* **Short problem**
Identify the lines that include the word "tashkil", then copy all of them.

——————

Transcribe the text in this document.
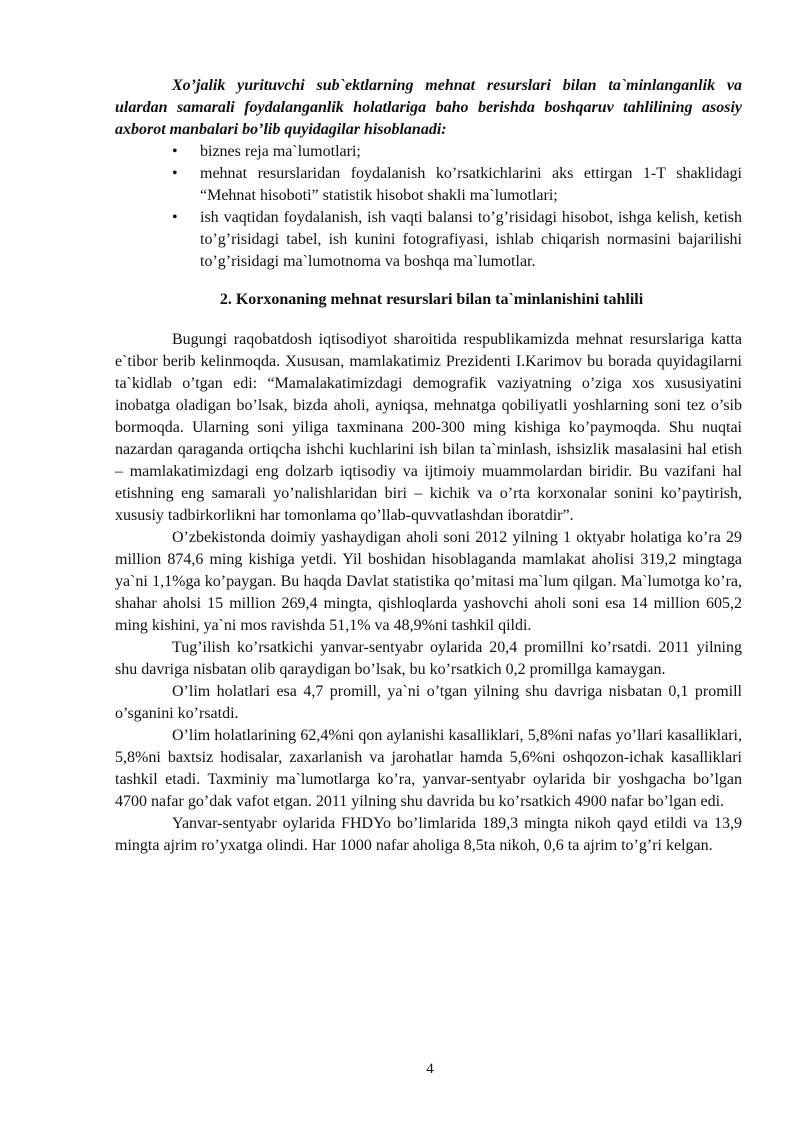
Xo’jalik yurituvchi sub`ektlarning mehnat resurslari bilan ta`minlanganlik va ulardan samarali foydalanganlik holatlariga baho berishda boshqaruv tahlilining asosiy axborot manbalari bo’lib quyidagilar hisoblanadi:

• biznes reja ma`lumotlari;
• mehnat resurslaridan foydalanish ko’rsatkichlarini aks ettirgan 1-T shaklidagi “Mehnat hisoboti” statistik hisobot shakli ma`lumotlari;
• ish vaqtidan foydalanish, ish vaqti balansi to’g’risidagi hisobot, ishga kelish, ketish to’g’risidagi tabel, ish kunini fotografiyasi, ishlab chiqarish normasini bajarilishi to’g’risidagi ma`lumotnoma va boshqa ma`lumotlar.
2. Korxonaning mehnat resurslari bilan ta`minlanishini tahlili

Bugungi raqobatdosh iqtisodiyot sharoitida respublikamizda mehnat resurslariga katta e`tibor berib kelinmoqda. Xususan, mamlakatimiz Prezidenti I.Karimov bu borada quyidagilarni ta`kidlab o’tgan edi: “Mamalakatimizdagi demografik vaziyatning o’ziga xos xususiyatini inobatga oladigan bo’lsak, bizda aholi, ayniqsa, mehnatga qobiliyatli yoshlarning soni tez o’sib bormoqda. Ularning soni yiliga taxminana 200-300 ming kishiga ko’paymoqda. Shu nuqtai nazardan qaraganda ortiqcha ishchi kuchlarini ish bilan ta`minlash, ishsizlik masalasini hal etish – mamlakatimizdagi eng dolzarb iqtisodiy va ijtimoiy muammolardan biridir. Bu vazifani hal etishning eng samarali yo’nalishlaridan biri – kichik va o’rta korxonalar sonini ko’paytirish, xususiy tadbirkorlikni har tomonlama qo’llab-quvvatlashdan iboratdir”.

O’zbekistonda doimiy yashaydigan aholi soni 2012 yilning 1 oktyabr holatiga ko’ra 29 million 874,6 ming kishiga yetdi. Yil boshidan hisoblaganda mamlakat aholisi 319,2 mingtaga ya`ni 1,1%ga ko’paygan. Bu haqda Davlat statistika qo’mitasi ma`lum qilgan. Ma`lumotga ko’ra, shahar aholsi 15 million 269,4 mingta, qishloqlarda yashovchi aholi soni esa 14 million 605,2 ming kishini, ya`ni mos ravishda 51,1% va 48,9%ni tashkil qildi.

Tug’ilish ko’rsatkichi yanvar-sentyabr oylarida 20,4 promillni ko’rsatdi. 2011 yilning shu davriga nisbatan olib qaraydigan bo’lsak, bu ko’rsatkich 0,2 promillga kamaygan.

O’lim holatlari esa 4,7 promill, ya`ni o’tgan yilning shu davriga nisbatan 0,1 promill o’sganini ko’rsatdi.

O’lim holatlarining 62,4%ni qon aylanishi kasalliklari, 5,8%ni nafas yo’llari kasalliklari, 5,8%ni baxtsiz hodisalar, zaxarlanish va jarohatlar hamda 5,6%ni oshqozon-ichak kasalliklari tashkil etadi. Taxminiy ma`lumotlarga ko’ra, yanvar-sentyabr oylarida bir yoshgacha bo’lgan 4700 nafar go’dak vafot etgan. 2011 yilning shu davrida bu ko’rsatkich 4900 nafar bo’lgan edi.

Yanvar-sentyabr oylarida FHDYo bo’limlarida 189,3 mingta nikoh qayd etildi va 13,9 mingta ajrim ro’yxatga olindi. Har 1000 nafar aholiga 8,5ta nikoh, 0,6 ta ajrim to’g’ri kelgan.

4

——————

* **Task response**
O’zbekistonda doimiy yashaydigan aholi soni 2012 yilning 1 oktyabr holatiga ko’ra 29 million 874,6 ming kishiga yetdi. Yil boshidan hisoblaganda mamlakat aholisi 319,2 mingtaga ya`ni 1,1%ga ko’paygan. Bu haqda Davlat statistika qo’mitasi ma`lum qilgan. Ma`lumotga ko’ra, shahar aholsi 15 million 269,4 mingta, qishloqlarda yashovchi aholi soni esa 14 million 605,2 ming kishini, ya`ni mos ravishda 51,1% va 48,9%ni tashkil qildi.
O’lim holatlarining 62,4%ni qon aylanishi kasalliklari, 5,8%ni nafas yo’llari kasalliklari, 5,8%ni baxtsiz hodisalar, zaxarlanish va jarohatlar hamda 5,6%ni oshqozon-ichak kasalliklari tashkil etadi. Taxminiy ma`lumotlarga ko’ra, yanvar-sentyabr oylarida bir yoshgacha bo’lgan 4700 nafar go’dak vafot etgan. 2011 yilning shu davrida bu ko’rsatkich 4900 nafar bo’lgan edi.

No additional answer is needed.